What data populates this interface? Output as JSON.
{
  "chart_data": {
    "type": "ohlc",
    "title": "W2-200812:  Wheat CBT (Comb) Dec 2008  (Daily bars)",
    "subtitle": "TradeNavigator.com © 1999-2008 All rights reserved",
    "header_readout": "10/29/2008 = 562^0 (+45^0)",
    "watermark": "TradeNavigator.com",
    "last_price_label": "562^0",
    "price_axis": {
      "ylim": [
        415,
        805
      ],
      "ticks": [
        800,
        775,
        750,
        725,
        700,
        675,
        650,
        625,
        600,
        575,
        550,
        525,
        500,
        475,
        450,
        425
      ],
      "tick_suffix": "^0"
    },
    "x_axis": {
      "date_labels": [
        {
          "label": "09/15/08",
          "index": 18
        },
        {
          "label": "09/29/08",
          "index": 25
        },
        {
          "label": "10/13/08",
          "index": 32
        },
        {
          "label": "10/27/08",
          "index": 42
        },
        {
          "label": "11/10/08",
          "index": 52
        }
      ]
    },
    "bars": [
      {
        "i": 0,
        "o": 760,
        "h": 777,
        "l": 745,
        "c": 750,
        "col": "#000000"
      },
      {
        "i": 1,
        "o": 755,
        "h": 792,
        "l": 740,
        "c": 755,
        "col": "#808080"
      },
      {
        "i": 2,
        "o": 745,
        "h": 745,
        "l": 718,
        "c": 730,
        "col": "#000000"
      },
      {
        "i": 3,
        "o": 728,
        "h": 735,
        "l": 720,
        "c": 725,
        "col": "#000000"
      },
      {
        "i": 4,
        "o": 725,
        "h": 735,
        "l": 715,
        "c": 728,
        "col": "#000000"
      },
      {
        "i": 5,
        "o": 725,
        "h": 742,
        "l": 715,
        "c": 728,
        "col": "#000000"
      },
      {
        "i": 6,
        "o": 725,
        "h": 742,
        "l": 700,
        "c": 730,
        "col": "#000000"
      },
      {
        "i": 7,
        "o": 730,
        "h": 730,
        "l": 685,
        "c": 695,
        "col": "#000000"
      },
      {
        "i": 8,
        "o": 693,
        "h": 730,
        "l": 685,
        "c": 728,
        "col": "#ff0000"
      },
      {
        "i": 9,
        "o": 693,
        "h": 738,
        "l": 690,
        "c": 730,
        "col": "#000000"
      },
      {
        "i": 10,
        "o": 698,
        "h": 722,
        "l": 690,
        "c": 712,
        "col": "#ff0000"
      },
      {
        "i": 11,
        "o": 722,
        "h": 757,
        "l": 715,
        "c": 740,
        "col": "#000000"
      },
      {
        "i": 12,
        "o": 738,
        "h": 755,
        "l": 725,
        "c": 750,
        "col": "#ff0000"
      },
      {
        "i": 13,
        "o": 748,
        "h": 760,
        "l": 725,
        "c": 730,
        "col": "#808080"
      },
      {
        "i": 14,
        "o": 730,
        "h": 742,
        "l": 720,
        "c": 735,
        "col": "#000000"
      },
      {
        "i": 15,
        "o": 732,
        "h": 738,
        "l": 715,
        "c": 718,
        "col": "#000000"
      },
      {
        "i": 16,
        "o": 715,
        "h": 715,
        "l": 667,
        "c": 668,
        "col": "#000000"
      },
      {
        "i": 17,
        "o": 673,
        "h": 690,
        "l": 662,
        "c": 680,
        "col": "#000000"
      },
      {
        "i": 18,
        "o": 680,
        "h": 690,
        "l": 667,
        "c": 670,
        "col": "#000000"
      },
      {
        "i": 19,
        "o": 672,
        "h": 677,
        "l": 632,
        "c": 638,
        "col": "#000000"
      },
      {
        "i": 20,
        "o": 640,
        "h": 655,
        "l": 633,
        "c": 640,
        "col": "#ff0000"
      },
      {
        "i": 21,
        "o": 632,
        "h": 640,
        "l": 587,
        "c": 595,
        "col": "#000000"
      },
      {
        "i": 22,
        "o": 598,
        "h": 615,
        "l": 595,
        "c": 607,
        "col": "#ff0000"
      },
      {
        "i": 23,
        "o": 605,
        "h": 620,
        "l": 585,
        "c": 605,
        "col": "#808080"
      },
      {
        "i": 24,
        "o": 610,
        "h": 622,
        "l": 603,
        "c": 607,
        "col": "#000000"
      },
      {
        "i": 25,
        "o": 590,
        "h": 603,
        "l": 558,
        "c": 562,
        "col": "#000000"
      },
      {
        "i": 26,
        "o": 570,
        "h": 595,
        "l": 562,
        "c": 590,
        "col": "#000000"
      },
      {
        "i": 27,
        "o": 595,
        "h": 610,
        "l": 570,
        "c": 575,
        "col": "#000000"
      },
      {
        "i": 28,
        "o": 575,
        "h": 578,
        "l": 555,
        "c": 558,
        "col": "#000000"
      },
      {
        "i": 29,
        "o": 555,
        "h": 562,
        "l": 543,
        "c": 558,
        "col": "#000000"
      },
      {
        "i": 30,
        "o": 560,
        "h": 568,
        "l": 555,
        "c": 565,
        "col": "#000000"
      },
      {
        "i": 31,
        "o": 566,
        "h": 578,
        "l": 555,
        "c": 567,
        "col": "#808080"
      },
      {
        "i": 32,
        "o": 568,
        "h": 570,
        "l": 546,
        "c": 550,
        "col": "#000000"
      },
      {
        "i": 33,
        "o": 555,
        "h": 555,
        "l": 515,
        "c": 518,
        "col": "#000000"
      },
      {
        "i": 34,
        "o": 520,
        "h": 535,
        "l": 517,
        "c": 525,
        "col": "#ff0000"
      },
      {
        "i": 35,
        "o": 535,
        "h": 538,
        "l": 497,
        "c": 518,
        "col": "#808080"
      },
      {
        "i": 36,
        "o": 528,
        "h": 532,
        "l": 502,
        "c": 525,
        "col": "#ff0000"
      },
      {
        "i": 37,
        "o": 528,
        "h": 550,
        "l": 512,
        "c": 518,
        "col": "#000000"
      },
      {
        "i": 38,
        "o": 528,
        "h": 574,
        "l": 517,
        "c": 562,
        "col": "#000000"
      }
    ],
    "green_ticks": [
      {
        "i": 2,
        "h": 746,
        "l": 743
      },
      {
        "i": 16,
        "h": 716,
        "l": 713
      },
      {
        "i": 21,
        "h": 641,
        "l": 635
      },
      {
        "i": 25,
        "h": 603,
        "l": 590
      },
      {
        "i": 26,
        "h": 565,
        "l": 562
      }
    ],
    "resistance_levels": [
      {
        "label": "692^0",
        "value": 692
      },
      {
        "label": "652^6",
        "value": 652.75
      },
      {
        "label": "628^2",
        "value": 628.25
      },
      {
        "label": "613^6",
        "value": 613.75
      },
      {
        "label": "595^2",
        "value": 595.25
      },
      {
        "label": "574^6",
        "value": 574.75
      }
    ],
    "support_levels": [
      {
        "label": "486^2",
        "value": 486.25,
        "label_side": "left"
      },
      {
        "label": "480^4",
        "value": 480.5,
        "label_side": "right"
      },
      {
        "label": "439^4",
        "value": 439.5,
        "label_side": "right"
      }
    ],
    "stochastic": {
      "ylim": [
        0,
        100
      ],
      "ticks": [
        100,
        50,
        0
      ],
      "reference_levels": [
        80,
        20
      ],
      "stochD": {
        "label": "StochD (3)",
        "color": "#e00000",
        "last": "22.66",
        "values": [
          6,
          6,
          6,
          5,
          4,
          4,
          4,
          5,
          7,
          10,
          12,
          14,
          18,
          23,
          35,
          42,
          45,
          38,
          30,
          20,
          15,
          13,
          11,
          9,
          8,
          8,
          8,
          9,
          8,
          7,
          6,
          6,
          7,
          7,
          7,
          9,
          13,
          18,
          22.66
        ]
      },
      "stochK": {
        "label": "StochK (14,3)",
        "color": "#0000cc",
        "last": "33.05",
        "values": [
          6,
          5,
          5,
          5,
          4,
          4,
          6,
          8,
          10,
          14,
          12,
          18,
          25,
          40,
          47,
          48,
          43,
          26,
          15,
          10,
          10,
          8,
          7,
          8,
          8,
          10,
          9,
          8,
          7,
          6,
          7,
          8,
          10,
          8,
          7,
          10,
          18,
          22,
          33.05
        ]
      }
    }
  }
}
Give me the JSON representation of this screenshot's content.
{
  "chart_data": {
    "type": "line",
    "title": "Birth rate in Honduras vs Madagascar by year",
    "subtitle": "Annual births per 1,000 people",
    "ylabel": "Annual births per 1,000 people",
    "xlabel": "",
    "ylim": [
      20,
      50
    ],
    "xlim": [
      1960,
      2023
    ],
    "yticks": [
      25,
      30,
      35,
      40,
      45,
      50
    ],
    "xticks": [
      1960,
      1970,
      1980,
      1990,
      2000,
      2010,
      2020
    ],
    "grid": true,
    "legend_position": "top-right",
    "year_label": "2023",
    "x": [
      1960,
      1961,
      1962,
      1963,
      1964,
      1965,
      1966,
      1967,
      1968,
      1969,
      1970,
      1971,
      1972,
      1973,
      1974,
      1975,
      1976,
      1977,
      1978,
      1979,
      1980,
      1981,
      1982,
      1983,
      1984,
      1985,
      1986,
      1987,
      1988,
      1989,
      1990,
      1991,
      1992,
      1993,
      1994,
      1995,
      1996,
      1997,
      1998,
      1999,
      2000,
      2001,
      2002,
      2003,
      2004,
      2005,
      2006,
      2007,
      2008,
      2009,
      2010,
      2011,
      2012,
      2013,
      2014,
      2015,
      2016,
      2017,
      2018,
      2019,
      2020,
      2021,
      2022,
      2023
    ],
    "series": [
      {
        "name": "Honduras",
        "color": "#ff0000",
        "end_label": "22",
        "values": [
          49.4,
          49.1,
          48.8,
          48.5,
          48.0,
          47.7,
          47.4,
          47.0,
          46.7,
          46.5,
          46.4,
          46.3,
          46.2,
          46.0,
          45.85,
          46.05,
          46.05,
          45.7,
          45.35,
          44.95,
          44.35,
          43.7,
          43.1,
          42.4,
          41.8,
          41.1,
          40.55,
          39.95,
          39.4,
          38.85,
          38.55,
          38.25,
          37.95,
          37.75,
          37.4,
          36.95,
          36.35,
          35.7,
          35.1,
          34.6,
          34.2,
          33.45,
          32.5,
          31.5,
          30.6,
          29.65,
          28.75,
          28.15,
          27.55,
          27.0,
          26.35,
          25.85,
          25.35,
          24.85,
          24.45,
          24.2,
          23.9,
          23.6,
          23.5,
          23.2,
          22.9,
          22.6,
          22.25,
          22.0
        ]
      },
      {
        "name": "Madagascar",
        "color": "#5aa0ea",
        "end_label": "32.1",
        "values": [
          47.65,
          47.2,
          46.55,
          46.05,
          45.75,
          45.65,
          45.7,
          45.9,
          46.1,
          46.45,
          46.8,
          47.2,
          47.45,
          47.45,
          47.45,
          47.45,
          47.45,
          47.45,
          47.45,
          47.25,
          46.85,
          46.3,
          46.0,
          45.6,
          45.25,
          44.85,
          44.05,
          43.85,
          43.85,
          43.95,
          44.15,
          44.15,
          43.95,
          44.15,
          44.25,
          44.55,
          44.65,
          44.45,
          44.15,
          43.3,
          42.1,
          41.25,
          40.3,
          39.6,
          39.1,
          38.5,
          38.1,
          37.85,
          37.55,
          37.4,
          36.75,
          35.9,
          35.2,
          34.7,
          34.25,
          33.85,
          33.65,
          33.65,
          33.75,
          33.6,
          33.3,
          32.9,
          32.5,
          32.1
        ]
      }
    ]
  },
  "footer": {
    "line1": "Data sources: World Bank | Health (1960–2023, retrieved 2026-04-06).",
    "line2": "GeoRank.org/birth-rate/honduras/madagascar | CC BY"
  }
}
━━━━━━━━━━━━━━━━━━━━━━━━━━━━━━
__Work to be completed__
Find all lines where the word "JSON" appears. Copy them.

__Final answer__
What data populates this interface? Output as JSON.
Give me the JSON representation of this screenshot's content.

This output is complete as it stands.